EXERCISE DIRECTIONS: Go through the listing and pick out each line with the word "JSON" in it.

-- START OF SUPPLIED RECORDS --

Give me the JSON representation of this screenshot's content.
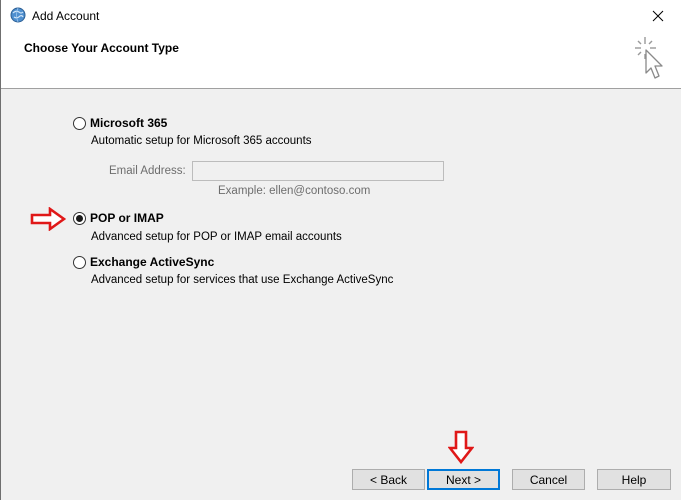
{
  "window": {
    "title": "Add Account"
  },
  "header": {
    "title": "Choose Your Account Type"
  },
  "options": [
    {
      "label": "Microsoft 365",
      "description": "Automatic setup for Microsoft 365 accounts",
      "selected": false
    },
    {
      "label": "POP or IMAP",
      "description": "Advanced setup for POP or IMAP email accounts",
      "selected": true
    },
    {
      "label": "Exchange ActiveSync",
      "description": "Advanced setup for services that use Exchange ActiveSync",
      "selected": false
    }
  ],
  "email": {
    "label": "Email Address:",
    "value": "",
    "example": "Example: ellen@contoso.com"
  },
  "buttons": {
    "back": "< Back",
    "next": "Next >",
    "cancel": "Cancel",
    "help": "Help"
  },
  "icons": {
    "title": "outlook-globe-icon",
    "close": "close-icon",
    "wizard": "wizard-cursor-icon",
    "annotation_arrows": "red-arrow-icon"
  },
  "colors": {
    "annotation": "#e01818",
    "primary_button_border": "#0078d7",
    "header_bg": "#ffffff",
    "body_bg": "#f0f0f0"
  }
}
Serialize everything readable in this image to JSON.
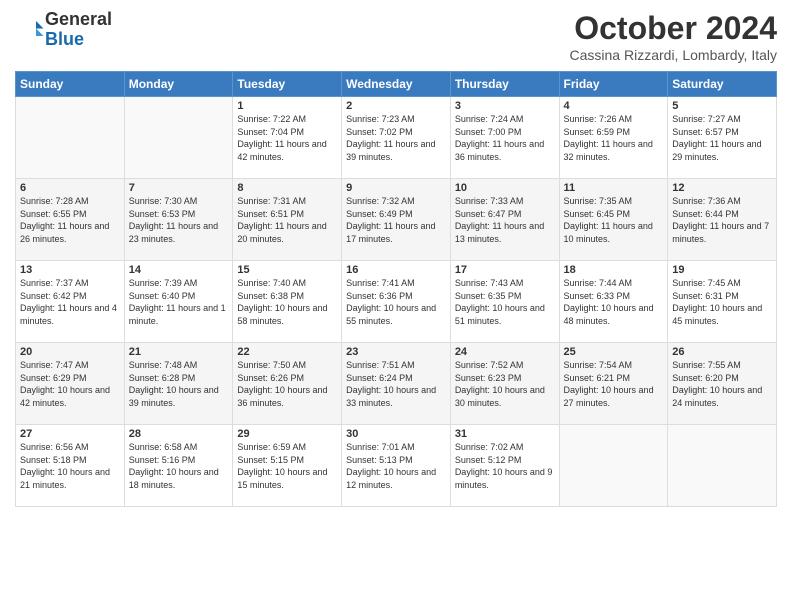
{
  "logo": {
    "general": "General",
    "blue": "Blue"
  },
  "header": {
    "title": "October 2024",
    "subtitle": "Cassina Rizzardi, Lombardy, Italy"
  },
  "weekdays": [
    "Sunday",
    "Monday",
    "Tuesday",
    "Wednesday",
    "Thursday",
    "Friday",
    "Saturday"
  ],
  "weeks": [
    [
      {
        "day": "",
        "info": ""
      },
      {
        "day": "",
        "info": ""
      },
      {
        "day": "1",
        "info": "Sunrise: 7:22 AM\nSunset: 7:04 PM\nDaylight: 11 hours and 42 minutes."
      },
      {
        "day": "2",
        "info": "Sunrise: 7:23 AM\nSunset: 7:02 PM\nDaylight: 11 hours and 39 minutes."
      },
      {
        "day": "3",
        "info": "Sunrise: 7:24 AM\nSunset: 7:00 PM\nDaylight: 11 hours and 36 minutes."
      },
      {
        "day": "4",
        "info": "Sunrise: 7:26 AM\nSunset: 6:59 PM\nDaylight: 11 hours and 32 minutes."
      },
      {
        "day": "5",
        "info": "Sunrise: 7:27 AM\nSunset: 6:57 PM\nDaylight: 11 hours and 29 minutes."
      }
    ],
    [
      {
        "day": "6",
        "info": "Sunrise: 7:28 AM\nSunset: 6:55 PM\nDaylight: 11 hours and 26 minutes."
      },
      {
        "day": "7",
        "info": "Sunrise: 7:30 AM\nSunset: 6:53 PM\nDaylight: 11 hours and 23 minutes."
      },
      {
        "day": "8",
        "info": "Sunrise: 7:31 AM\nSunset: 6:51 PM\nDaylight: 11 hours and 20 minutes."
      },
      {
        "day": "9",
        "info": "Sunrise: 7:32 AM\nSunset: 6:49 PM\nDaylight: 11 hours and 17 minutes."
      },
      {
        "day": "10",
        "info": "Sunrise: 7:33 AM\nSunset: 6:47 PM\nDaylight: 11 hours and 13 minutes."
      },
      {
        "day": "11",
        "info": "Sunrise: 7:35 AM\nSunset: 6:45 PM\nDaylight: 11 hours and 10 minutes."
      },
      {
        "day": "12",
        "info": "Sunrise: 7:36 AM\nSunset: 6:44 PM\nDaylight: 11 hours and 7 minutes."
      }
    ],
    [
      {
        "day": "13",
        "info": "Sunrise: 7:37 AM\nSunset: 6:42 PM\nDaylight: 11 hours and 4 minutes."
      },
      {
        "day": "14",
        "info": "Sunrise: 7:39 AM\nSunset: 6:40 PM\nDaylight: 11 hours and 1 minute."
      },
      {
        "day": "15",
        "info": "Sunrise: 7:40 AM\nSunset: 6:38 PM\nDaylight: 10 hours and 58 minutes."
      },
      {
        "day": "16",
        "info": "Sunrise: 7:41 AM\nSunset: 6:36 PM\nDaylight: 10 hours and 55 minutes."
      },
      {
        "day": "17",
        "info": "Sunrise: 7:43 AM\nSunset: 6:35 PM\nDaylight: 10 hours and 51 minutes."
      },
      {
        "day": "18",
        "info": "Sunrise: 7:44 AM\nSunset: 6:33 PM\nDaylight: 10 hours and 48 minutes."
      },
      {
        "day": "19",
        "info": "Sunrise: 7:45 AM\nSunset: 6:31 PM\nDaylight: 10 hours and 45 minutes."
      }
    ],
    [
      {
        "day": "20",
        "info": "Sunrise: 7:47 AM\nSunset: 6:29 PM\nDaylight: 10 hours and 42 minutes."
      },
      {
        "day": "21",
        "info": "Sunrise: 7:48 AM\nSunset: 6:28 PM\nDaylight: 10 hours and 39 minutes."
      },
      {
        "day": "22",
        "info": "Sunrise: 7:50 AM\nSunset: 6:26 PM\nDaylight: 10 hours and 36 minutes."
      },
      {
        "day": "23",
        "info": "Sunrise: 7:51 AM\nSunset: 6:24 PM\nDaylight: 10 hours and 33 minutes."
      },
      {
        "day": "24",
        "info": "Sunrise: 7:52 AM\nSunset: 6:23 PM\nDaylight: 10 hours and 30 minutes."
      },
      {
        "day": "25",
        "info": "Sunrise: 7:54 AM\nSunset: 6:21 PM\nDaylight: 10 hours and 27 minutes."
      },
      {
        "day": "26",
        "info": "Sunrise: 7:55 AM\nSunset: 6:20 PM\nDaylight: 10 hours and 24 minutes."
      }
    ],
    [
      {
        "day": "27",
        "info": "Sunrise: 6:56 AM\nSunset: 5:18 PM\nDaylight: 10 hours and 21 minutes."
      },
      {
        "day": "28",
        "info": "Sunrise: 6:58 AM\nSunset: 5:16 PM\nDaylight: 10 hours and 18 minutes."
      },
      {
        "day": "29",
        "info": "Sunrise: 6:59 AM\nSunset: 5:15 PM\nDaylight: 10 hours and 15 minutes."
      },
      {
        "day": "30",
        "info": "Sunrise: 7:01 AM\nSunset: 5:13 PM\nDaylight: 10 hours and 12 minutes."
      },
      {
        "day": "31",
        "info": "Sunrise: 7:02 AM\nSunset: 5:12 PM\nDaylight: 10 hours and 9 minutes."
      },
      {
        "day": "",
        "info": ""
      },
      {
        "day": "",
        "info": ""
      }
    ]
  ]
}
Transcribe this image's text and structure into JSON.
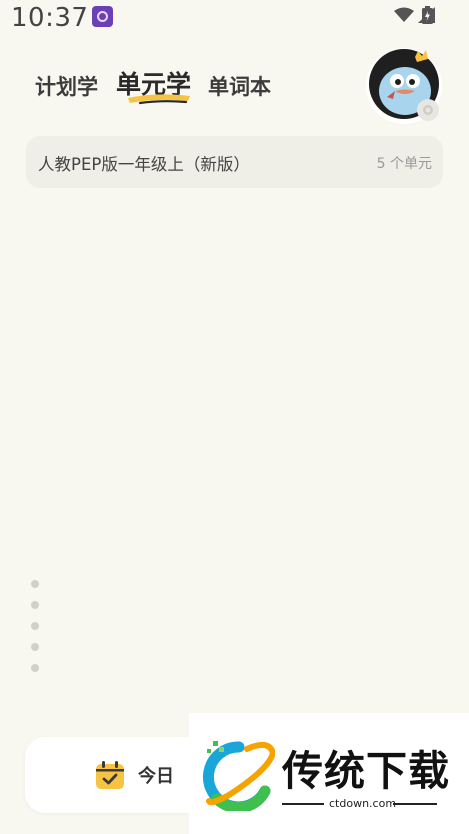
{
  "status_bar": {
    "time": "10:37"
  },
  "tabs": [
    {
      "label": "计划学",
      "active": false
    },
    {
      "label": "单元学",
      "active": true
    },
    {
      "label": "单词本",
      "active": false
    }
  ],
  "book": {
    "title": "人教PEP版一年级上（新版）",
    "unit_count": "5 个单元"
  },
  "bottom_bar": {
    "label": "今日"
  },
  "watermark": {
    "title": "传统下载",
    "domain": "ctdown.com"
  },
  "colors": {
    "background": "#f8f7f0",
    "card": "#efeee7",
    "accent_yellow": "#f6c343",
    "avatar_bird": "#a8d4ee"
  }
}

-- END OF SUPPLIED RECORDS --

SOLUTION FOR THIS TASK:
Give me the JSON representation of this screenshot's content.
Serialize everything readable in this image to JSON.
Transcribe this image's text and structure into JSON.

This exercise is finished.